## [WHAT YOU ARE ASKED TO DO]
All records should be reproduced verbatim.

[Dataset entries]
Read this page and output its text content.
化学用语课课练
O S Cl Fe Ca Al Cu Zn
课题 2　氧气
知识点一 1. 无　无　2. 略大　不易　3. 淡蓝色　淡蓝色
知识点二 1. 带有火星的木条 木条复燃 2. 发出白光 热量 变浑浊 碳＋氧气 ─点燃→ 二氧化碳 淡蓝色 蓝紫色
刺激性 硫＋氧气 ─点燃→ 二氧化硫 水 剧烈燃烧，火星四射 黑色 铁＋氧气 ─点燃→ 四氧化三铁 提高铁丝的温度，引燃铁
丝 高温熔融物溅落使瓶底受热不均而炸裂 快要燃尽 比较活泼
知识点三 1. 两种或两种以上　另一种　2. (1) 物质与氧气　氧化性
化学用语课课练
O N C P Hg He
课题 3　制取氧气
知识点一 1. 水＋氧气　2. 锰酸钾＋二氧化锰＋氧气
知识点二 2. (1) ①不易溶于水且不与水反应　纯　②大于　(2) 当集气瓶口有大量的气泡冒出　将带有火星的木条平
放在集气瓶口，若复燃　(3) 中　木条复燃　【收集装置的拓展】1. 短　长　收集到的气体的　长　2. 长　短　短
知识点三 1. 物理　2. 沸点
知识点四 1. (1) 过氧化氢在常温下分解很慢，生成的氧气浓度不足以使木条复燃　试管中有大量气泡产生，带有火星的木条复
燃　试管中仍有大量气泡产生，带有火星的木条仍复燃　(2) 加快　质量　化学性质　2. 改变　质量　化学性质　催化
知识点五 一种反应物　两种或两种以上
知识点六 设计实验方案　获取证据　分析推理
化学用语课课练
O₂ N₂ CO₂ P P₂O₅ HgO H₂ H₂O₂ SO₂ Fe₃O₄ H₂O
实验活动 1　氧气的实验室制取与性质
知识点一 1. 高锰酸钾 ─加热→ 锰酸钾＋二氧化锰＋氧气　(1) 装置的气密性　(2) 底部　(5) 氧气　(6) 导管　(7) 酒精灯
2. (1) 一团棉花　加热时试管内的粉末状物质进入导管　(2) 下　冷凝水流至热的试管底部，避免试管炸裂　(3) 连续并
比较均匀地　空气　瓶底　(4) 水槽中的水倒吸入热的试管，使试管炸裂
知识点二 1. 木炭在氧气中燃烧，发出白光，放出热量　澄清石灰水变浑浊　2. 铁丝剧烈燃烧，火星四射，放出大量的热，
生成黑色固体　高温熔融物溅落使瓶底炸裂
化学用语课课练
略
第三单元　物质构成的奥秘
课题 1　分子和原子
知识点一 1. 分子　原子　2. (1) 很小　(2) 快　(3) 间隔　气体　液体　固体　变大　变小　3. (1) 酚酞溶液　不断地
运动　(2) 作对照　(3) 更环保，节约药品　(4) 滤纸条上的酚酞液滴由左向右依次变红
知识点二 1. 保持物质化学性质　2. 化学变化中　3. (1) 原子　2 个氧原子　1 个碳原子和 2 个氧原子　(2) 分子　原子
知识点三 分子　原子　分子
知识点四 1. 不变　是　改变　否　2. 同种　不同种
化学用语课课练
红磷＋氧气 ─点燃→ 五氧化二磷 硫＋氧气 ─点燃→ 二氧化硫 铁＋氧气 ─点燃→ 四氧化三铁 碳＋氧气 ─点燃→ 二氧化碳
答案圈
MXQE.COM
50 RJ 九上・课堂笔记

## [CORRECT OUTPUT]
Read this page and output its text content.
化学用语课课练
O S Cl Fe Ca Al Cu Zn
课题 2　氧气
知识点一 1. 无　无　2. 略大　不易　3. 淡蓝色　淡蓝色
知识点二 1. 带有火星的木条 木条复燃 2. 发出白光 热量 变浑浊 碳＋氧气 ─点燃→ 二氧化碳 淡蓝色 蓝紫色
刺激性 硫＋氧气 ─点燃→ 二氧化硫 水 剧烈燃烧，火星四射 黑色 铁＋氧气 ─点燃→ 四氧化三铁 提高铁丝的温度，引燃铁
丝 高温熔融物溅落使瓶底受热不均而炸裂 快要燃尽 比较活泼
知识点三 1. 两种或两种以上　另一种　2. (1) 物质与氧气　氧化性
化学用语课课练
O N C P Hg He
课题 3　制取氧气
知识点一 1. 水＋氧气　2. 锰酸钾＋二氧化锰＋氧气
知识点二 2. (1) ①不易溶于水且不与水反应　纯　②大于　(2) 当集气瓶口有大量的气泡冒出　将带有火星的木条平
放在集气瓶口，若复燃　(3) 中　木条复燃　【收集装置的拓展】1. 短　长　收集到的气体的　长　2. 长　短　短
知识点三 1. 物理　2. 沸点
知识点四 1. (1) 过氧化氢在常温下分解很慢，生成的氧气浓度不足以使木条复燃　试管中有大量气泡产生，带有火星的木条复
燃　试管中仍有大量气泡产生，带有火星的木条仍复燃　(2) 加快　质量　化学性质　2. 改变　质量　化学性质　催化
知识点五 一种反应物　两种或两种以上
知识点六 设计实验方案　获取证据　分析推理
化学用语课课练
O₂ N₂ CO₂ P P₂O₅ HgO H₂ H₂O₂ SO₂ Fe₃O₄ H₂O
实验活动 1　氧气的实验室制取与性质
知识点一 1. 高锰酸钾 ─加热→ 锰酸钾＋二氧化锰＋氧气　(1) 装置的气密性　(2) 底部　(5) 氧气　(6) 导管　(7) 酒精灯
2. (1) 一团棉花　加热时试管内的粉末状物质进入导管　(2) 下　冷凝水流至热的试管底部，避免试管炸裂　(3) 连续并
比较均匀地　空气　瓶底　(4) 水槽中的水倒吸入热的试管，使试管炸裂
知识点二 1. 木炭在氧气中燃烧，发出白光，放出热量　澄清石灰水变浑浊　2. 铁丝剧烈燃烧，火星四射，放出大量的热，
生成黑色固体　高温熔融物溅落使瓶底炸裂
化学用语课课练
略
第三单元　物质构成的奥秘
课题 1　分子和原子
知识点一 1. 分子　原子　2. (1) 很小　(2) 快　(3) 间隔　气体　液体　固体　变大　变小　3. (1) 酚酞溶液　不断地
运动　(2) 作对照　(3) 更环保，节约药品　(4) 滤纸条上的酚酞液滴由左向右依次变红
知识点二 1. 保持物质化学性质　2. 化学变化中　3. (1) 原子　2 个氧原子　1 个碳原子和 2 个氧原子　(2) 分子　原子
知识点三 分子　原子　分子
知识点四 1. 不变　是　改变　否　2. 同种　不同种
化学用语课课练
红磷＋氧气 ─点燃→ 五氧化二磷 硫＋氧气 ─点燃→ 二氧化硫 铁＋氧气 ─点燃→ 四氧化三铁 碳＋氧气 ─点燃→ 二氧化碳
答案圈
MXQE.COM
50 RJ 九上・课堂笔记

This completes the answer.